» Your assignment:
Condense the paragraph in the Magecart campaign article that begins "In delving into the campaign" into a shorter version that keeps its main facts.

*** Opening of Exercise passage ***

One of the largest known Magecart campaigns to date took place over the weekend, with nearly 2,000 e-commerce sites hacked in an automated campaign that may be linked to a zero-day exploit. The attacks have impacted tens of thousands of customers, who had their credit-card and other information stolen, researchers said.
According to Sansec Threat Intelligence, online stores running Magento versions 1 and 2 are being targeted in a classic Magecart attack pattern, where e-commerce sites are hacked, either via a common vulnerability or stolen credentials. If a compromise is successful, merchant websites are then injected with a web skimmer, which surreptitiously exfiltrates personal and banking information entered by customers during the online checkout process.
The firm’s telemetry picked up “1904 distinct Magento stores with a unique keylogger (skimmer) on the checkout page,” the firm said in a posting on Monday. “On Friday, 10 stores got infected, then 1058 on Saturday, 603 on Sunday and 233 today….Most stores were running Magento version 1, which was announced end-of-life last June. However, some stores were running Magento 2.”
In delving into the campaign, Sansec researchers were able to determine that many victimized stores had no prior history of security incidents; and, they speculated that the attacks may be linked to a $5,000 Magento exploit that went up for sale in August in underground forums. The zero-day allows a brand-new avenue to gaining server (write) access to fully patched websites.
“User z3r0day announced on a hacking forum to sell a Magento 1 remote code-execution exploit method, including instruction video, for $5,000,” according to Sansec, who added that the seller pledged to only sell 10 copies of the exploit.
“Allegedly, no prior Magento admin account is required,” the firm noted. “Seller z3r0day stressed that – because Magento 1 is end-of-life – no official patches will be provided by Adobe to fix this bug, which renders this exploit extra-damaging to store owners using the legacy platform.”
Around 95,000 Magento 1 stores are still operating despite the lack of support, the firm added.

*** Close of Exercise passage ***
*** Opening of Records supplied ***

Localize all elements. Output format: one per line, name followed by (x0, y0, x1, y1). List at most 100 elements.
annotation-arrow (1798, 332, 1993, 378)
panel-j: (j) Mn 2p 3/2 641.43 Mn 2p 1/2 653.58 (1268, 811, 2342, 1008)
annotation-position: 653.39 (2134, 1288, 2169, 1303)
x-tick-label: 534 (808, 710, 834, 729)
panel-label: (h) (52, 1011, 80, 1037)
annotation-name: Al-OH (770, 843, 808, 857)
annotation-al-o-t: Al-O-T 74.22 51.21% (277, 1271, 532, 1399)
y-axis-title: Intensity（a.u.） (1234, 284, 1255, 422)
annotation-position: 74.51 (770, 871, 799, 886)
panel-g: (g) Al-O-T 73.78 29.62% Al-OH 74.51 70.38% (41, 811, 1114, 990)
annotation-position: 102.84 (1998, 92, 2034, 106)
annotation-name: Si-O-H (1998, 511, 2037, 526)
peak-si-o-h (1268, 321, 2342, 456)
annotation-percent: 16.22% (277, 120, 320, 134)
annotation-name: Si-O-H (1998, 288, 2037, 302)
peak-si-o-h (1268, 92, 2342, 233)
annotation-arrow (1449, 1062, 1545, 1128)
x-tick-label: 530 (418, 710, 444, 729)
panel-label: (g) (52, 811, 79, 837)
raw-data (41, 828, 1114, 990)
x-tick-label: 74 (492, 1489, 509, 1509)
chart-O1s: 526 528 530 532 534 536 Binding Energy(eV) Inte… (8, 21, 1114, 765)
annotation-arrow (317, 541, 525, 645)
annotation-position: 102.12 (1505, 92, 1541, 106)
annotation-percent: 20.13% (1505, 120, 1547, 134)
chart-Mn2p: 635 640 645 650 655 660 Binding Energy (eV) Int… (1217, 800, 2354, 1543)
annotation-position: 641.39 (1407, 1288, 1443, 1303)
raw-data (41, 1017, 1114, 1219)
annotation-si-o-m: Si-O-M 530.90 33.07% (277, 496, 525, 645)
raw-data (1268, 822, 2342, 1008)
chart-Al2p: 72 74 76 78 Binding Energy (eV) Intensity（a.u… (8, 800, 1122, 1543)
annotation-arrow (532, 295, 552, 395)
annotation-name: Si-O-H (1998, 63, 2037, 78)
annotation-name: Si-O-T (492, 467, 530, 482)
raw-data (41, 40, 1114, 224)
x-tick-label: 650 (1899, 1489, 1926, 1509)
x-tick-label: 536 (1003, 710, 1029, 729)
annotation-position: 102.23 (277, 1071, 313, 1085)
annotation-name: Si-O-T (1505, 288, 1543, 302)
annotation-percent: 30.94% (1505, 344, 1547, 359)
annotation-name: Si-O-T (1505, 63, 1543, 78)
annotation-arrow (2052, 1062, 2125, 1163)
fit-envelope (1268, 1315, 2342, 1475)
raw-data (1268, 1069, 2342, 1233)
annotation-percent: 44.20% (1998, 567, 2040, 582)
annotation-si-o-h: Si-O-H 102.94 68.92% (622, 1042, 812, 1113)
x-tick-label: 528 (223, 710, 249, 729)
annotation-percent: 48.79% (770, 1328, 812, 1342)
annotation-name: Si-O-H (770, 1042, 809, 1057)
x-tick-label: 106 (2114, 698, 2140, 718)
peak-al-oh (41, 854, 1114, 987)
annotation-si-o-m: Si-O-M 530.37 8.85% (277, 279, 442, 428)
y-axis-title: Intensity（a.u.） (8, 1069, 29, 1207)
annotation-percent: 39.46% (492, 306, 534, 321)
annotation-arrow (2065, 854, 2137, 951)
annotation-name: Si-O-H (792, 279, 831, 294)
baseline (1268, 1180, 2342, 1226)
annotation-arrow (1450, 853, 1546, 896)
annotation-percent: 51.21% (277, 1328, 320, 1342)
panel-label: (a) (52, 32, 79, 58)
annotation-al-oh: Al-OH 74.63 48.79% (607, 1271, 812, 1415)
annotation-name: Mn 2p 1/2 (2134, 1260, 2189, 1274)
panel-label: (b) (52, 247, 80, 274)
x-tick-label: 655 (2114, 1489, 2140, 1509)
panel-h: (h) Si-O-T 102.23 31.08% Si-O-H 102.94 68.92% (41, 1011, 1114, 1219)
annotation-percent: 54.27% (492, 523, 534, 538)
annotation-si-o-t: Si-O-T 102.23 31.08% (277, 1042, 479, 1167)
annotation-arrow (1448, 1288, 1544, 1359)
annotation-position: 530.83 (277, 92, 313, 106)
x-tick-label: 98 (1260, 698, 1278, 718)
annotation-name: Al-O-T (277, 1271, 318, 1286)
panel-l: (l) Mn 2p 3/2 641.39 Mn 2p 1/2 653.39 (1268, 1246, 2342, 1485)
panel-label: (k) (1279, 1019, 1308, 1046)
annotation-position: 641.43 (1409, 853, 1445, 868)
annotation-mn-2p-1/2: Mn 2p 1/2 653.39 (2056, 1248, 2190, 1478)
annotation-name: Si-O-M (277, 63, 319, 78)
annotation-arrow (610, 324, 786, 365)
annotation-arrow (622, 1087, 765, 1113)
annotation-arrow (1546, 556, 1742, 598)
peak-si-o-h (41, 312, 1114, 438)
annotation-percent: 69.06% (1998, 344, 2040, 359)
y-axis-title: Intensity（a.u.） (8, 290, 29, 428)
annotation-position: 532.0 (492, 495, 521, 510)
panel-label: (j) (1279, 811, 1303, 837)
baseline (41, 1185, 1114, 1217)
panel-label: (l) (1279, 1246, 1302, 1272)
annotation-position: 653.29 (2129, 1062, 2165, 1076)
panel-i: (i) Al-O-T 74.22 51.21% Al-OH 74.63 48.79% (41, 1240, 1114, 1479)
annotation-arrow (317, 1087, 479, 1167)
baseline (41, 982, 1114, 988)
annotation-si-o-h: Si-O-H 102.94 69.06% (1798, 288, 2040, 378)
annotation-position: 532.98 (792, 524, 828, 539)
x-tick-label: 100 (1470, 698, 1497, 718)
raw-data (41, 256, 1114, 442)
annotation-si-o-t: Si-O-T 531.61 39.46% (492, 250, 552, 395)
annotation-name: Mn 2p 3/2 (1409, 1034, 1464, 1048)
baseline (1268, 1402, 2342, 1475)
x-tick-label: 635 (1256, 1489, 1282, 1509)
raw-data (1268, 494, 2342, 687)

*** Close of Records supplied ***

» Answer:
Sansec researchers found that many affected stores had no earlier security incidents. They suspected a link to a $5,000 Magento exploit offered on underground forums in August, a zero-day that gives attackers a new way to gain server (write) access to fully patched websites.